### THE TASK
Read the entries below and pull out each line with the string "subtitle".

_ _ _ _ _ _ _

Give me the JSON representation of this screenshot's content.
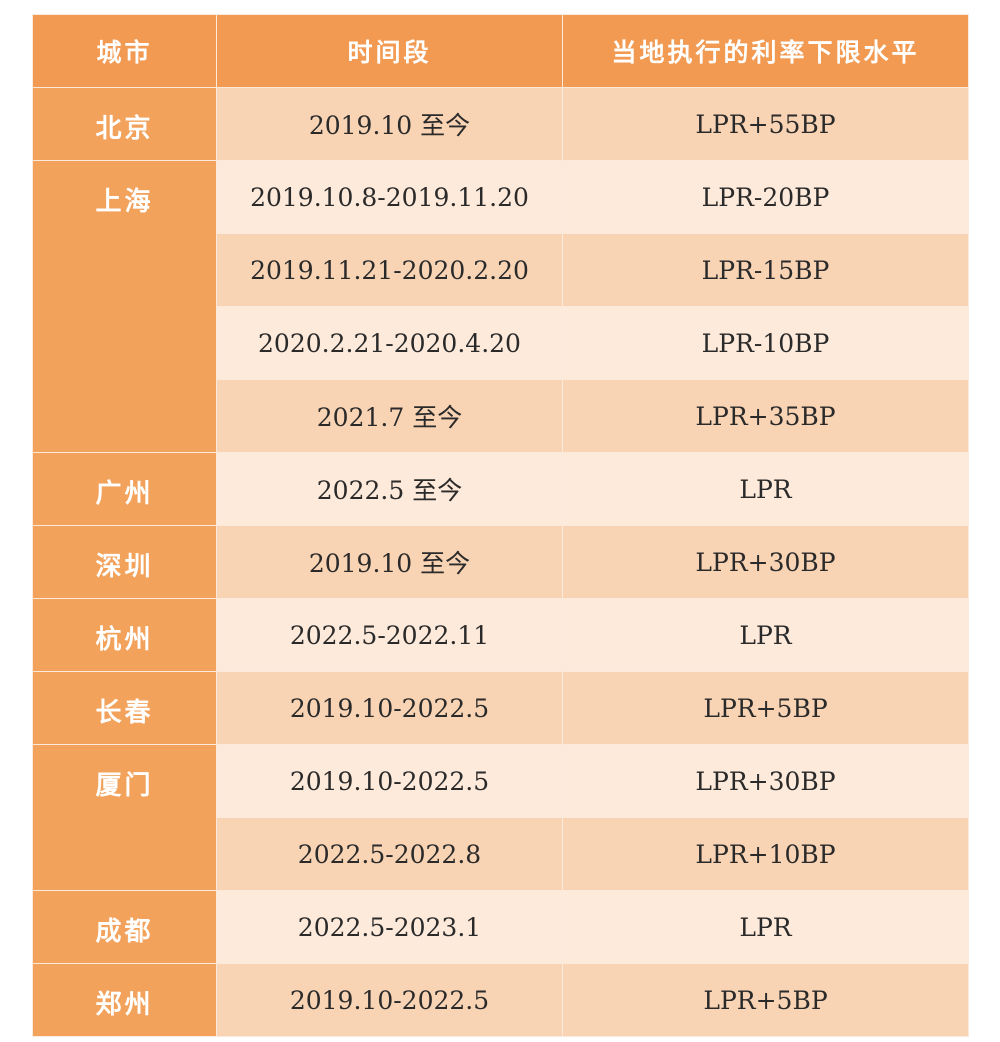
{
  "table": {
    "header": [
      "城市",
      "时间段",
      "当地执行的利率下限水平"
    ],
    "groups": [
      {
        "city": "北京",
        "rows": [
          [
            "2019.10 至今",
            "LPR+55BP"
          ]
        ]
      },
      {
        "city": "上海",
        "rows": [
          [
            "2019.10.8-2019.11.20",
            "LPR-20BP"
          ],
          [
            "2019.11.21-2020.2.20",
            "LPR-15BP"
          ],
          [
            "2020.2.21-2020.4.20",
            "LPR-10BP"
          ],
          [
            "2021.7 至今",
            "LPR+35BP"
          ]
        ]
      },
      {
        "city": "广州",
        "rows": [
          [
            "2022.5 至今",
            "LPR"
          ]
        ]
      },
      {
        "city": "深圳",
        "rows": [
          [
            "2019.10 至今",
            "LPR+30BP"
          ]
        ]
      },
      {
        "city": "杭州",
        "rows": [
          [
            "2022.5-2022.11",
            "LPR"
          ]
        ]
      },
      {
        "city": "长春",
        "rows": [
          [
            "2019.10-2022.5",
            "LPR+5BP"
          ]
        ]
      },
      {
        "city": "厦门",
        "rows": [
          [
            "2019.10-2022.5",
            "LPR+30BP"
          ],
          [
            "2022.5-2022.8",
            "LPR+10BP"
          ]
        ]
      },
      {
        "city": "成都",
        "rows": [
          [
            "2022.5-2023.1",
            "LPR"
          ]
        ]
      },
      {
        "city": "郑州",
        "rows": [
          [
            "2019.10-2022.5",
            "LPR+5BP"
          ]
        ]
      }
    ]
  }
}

_ _ _ _ _ _ _

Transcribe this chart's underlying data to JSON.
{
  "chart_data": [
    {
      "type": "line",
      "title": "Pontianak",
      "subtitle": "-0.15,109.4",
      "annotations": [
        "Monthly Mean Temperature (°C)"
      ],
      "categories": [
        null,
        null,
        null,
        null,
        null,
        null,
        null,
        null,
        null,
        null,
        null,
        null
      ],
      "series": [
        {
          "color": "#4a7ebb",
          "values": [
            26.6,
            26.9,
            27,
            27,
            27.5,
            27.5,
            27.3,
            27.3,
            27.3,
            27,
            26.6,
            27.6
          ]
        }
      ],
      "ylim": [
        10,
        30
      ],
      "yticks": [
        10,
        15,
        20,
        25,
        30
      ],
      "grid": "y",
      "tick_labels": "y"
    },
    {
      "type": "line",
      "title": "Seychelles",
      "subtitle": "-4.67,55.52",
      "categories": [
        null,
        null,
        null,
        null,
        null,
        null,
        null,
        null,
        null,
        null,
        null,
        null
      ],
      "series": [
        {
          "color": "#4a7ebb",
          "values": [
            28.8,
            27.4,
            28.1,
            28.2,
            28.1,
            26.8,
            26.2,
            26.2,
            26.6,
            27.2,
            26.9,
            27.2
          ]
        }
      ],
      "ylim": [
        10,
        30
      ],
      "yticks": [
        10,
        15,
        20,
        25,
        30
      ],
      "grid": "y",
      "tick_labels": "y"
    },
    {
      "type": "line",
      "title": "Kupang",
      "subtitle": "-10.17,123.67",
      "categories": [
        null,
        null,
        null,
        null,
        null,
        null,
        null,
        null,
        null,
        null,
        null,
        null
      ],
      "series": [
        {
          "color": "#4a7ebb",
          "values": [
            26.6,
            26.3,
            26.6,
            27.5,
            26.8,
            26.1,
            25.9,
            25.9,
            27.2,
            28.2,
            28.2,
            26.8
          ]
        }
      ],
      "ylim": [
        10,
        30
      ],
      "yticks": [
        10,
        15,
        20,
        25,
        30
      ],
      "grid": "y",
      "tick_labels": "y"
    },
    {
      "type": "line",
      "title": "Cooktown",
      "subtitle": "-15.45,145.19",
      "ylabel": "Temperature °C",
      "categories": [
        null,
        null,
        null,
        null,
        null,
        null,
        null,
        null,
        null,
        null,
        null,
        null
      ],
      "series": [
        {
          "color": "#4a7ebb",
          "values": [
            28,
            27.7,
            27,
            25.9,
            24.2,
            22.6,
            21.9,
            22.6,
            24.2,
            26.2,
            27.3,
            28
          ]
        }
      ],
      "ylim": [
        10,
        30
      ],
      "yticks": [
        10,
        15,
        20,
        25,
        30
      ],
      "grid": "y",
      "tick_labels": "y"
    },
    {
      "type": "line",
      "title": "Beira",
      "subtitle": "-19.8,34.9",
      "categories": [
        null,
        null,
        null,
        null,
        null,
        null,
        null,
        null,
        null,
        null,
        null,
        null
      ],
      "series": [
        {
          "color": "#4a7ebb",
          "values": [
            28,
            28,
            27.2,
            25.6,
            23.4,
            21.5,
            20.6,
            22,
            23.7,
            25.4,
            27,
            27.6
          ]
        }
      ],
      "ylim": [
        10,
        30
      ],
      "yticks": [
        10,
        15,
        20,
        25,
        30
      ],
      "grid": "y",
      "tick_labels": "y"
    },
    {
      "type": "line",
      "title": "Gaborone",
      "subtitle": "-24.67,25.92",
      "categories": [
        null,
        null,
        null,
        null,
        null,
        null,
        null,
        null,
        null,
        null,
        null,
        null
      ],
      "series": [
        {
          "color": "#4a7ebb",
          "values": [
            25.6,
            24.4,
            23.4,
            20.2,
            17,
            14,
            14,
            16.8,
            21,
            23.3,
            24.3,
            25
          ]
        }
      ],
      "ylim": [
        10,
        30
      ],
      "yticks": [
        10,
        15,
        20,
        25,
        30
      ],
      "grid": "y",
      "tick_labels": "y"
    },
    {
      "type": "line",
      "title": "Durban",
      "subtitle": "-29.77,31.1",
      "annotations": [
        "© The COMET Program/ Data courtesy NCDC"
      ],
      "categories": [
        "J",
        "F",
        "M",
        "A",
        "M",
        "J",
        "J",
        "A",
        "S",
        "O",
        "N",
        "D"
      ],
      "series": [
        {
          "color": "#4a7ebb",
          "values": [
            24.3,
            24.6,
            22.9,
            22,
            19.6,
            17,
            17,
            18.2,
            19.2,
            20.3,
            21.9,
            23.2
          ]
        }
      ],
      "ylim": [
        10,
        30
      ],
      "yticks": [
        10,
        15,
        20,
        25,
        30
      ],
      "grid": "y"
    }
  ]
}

_ _ _ _ _ _ _

### EXERCISE RESPONSE
      "subtitle": "-0.15,109.4",
      "subtitle": "-4.67,55.52",
      "subtitle": "-10.17,123.67",
      "subtitle": "-15.45,145.19",
      "subtitle": "-19.8,34.9",
      "subtitle": "-24.67,25.92",
      "subtitle": "-29.77,31.1",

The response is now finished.